● Directive
Show all lines that include the string "document"; copy each one.

#### Available records

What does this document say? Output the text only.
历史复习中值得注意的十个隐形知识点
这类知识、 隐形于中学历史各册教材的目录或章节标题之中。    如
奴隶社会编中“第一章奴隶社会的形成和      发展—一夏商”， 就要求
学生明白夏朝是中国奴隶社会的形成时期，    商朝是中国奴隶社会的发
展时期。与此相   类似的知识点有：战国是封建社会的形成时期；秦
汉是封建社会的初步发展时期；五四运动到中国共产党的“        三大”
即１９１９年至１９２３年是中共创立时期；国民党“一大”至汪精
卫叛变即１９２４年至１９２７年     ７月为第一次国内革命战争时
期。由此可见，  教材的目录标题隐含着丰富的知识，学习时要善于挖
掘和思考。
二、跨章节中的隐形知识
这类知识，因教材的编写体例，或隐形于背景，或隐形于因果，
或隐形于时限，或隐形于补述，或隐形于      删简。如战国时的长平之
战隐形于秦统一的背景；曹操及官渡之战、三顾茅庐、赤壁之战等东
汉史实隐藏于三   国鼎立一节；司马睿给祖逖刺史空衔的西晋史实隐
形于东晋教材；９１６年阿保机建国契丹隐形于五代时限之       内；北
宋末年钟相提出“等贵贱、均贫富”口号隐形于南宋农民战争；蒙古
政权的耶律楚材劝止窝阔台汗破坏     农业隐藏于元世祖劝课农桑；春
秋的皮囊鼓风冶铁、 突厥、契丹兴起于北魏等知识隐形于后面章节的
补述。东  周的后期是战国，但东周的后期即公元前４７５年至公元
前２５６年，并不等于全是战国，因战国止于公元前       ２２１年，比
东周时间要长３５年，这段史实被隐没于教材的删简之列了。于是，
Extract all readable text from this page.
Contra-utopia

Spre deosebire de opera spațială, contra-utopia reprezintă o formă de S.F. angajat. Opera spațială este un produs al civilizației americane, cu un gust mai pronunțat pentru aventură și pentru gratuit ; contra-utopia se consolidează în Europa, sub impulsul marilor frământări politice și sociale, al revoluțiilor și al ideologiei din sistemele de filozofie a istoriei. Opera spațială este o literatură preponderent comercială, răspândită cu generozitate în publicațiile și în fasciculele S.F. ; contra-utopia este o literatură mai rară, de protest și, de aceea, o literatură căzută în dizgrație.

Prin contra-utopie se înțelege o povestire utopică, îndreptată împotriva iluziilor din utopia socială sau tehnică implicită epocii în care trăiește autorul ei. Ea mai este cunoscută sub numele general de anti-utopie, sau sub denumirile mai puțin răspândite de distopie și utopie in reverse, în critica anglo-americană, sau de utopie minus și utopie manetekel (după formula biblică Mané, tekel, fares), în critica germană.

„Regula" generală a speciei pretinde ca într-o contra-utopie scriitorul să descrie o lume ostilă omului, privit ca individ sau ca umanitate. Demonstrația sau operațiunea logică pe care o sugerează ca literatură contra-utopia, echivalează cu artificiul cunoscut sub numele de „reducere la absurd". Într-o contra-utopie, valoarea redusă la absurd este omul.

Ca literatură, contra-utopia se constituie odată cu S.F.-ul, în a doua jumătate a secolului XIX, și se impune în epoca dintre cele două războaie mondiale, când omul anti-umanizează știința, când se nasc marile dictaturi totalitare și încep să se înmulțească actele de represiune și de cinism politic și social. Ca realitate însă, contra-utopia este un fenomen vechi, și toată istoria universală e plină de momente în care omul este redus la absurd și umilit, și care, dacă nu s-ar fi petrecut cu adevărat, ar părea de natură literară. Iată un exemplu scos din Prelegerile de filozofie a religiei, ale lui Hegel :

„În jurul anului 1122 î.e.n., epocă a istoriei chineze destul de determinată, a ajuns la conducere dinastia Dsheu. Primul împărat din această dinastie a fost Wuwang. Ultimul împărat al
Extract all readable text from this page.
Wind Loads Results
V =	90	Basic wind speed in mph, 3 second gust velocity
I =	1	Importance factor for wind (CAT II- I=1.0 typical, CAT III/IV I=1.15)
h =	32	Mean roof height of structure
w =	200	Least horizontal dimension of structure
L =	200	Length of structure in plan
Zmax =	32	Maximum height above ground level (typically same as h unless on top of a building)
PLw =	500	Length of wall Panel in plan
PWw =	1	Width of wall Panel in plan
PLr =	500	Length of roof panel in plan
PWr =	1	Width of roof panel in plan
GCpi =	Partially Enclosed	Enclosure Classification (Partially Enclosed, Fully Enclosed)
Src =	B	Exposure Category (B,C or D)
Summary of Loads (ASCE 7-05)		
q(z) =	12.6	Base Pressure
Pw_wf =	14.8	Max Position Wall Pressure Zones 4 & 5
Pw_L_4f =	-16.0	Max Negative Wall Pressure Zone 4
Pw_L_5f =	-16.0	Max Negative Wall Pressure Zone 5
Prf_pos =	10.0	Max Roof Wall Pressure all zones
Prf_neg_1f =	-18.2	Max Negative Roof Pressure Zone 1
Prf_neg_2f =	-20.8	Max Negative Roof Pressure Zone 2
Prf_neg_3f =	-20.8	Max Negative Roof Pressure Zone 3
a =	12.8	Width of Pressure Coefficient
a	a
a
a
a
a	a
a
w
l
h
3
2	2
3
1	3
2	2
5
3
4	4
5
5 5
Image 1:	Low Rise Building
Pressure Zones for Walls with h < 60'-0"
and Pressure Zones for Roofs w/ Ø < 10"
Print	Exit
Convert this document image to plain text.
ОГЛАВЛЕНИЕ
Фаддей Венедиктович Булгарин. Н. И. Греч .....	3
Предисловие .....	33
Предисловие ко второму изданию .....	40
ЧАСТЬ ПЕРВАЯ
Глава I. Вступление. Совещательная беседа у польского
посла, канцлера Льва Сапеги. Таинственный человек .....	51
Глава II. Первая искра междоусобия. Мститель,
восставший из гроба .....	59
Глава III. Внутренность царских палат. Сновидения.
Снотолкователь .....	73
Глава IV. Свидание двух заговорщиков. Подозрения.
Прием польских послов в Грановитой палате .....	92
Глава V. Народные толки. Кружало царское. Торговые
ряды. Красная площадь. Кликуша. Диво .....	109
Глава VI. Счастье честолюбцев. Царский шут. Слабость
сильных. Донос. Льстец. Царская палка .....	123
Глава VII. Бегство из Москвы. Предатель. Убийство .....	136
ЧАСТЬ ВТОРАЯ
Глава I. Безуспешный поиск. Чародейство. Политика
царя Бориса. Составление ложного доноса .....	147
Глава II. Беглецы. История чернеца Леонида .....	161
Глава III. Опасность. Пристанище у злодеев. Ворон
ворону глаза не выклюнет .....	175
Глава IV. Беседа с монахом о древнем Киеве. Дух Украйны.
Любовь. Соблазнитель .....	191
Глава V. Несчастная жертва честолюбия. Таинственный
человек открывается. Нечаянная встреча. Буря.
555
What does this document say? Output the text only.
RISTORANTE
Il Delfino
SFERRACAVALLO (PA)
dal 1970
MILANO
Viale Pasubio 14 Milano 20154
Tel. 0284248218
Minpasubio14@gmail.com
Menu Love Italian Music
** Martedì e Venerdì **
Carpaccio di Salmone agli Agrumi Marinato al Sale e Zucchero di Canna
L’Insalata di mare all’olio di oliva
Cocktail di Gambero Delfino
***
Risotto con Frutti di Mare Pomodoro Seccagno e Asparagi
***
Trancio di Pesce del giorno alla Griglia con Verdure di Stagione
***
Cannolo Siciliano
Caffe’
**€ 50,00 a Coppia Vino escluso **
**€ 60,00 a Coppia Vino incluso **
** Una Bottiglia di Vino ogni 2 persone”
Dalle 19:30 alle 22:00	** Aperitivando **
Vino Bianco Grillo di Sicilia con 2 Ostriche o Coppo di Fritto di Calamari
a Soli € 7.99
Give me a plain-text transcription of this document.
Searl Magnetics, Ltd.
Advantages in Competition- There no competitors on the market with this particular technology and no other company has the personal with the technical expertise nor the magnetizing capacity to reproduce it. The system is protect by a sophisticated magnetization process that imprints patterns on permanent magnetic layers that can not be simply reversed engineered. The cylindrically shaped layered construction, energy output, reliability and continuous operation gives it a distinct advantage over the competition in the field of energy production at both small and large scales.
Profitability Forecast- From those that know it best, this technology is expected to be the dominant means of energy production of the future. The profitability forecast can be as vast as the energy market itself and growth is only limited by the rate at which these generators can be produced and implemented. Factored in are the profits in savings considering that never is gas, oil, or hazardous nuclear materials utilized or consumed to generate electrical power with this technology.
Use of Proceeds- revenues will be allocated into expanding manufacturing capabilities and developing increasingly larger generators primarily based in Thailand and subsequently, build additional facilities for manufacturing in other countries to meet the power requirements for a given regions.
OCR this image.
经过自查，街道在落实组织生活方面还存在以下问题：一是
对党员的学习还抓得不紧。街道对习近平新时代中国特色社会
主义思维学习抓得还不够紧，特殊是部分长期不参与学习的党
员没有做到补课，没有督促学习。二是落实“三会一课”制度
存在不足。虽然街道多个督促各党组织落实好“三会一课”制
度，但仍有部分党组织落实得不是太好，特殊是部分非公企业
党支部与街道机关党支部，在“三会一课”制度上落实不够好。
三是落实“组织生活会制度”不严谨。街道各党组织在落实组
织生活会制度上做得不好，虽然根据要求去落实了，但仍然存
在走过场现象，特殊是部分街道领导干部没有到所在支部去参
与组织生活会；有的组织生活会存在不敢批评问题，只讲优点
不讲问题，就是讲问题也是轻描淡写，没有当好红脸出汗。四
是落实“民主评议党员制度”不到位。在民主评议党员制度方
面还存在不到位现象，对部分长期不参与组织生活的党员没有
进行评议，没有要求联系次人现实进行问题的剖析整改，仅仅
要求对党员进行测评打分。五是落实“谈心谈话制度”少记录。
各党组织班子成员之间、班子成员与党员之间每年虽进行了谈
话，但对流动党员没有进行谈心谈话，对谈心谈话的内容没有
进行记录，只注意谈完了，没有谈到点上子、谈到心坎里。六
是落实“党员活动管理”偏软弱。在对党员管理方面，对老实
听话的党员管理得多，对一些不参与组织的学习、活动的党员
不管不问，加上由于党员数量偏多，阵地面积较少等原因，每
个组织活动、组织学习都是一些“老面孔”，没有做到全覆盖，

########

● Exercise result
What does this document say? Output the text only.
Convert this document image to plain text.
What does this document say? Output the text only.
Give me a plain-text transcription of this document.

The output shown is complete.